• To do
For this exercise, copy out each line of the material below that includes "name".

BEGIN Source records

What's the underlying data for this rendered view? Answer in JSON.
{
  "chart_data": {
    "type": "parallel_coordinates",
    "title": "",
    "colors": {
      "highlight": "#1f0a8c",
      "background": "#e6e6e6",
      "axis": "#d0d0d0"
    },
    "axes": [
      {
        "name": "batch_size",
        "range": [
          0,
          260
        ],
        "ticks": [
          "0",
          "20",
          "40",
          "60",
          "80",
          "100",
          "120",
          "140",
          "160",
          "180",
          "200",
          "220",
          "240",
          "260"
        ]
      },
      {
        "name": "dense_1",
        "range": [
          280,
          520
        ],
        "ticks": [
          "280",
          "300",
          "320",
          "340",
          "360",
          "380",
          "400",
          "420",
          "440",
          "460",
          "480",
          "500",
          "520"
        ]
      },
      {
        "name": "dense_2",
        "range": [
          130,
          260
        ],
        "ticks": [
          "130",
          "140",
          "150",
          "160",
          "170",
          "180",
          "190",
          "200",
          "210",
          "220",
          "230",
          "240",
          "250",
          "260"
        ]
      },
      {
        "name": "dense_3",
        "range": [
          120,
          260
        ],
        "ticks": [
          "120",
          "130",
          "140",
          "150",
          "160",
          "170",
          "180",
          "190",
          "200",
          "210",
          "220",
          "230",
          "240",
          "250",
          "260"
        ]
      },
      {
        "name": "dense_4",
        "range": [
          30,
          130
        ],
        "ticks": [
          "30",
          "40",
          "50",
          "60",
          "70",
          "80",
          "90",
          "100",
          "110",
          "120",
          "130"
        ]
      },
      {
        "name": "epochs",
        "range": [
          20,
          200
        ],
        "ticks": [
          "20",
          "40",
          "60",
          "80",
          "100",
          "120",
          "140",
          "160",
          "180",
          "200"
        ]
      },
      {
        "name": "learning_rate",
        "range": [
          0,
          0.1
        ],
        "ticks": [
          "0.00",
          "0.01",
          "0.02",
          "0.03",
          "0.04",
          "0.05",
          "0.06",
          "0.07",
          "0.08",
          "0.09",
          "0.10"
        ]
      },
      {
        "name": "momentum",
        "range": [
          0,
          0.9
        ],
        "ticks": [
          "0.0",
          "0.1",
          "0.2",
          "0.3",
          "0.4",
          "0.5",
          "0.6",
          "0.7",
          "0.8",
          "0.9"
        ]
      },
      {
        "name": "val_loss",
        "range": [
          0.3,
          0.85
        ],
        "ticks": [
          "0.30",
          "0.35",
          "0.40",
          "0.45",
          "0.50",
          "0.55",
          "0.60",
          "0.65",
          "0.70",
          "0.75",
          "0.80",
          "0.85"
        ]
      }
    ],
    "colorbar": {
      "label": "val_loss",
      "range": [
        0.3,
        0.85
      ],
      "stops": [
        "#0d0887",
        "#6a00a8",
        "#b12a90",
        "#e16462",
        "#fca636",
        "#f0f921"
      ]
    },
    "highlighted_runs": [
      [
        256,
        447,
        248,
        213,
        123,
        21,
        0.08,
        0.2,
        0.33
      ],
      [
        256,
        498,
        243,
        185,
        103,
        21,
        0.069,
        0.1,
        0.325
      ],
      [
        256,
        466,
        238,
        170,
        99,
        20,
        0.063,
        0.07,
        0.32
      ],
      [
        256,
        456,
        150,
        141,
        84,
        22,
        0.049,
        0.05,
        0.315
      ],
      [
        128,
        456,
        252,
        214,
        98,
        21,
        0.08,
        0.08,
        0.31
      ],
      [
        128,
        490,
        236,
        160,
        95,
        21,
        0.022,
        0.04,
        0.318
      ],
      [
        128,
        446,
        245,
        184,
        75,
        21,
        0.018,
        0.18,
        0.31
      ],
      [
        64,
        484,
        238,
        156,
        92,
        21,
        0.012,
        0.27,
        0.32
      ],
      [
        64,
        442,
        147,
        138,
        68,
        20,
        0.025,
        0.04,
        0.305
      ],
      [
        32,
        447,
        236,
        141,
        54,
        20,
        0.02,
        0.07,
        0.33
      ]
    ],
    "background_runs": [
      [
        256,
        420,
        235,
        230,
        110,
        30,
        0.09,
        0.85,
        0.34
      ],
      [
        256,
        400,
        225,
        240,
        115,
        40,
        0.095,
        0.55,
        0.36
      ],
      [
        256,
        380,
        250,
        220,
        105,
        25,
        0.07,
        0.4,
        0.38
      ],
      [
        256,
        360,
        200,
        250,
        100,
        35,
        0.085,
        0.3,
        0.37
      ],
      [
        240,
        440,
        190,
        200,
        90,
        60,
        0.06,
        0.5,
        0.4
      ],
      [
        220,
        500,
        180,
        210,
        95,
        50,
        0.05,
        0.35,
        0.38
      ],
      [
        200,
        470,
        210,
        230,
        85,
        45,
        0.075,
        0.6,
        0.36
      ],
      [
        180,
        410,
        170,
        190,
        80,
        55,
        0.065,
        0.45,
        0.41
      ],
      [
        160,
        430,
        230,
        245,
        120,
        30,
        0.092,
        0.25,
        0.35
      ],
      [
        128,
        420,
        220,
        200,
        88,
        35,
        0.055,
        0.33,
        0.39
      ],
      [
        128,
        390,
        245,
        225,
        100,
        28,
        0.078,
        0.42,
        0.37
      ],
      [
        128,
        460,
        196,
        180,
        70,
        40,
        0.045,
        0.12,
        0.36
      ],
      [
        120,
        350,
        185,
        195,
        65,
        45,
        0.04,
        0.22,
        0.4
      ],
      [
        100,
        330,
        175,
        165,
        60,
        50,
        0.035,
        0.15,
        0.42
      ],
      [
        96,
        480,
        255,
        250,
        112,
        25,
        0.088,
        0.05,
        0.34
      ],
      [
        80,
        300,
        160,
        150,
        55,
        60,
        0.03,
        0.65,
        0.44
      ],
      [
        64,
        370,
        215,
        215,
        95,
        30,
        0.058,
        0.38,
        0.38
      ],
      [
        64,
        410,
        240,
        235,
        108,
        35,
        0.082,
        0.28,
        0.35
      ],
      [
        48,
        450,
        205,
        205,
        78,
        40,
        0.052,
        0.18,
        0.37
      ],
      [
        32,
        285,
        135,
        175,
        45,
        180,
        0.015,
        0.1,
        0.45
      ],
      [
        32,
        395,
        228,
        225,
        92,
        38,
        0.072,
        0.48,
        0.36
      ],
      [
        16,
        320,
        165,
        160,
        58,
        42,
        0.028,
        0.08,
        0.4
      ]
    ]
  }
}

END Source records

• Solution to this exercise
        "name": "batch_size",
        "name": "dense_1",
        "name": "dense_2",
        "name": "dense_3",
        "name": "dense_4",
        "name": "epochs",
        "name": "learning_rate",
        "name": "momentum",
        "name": "val_loss",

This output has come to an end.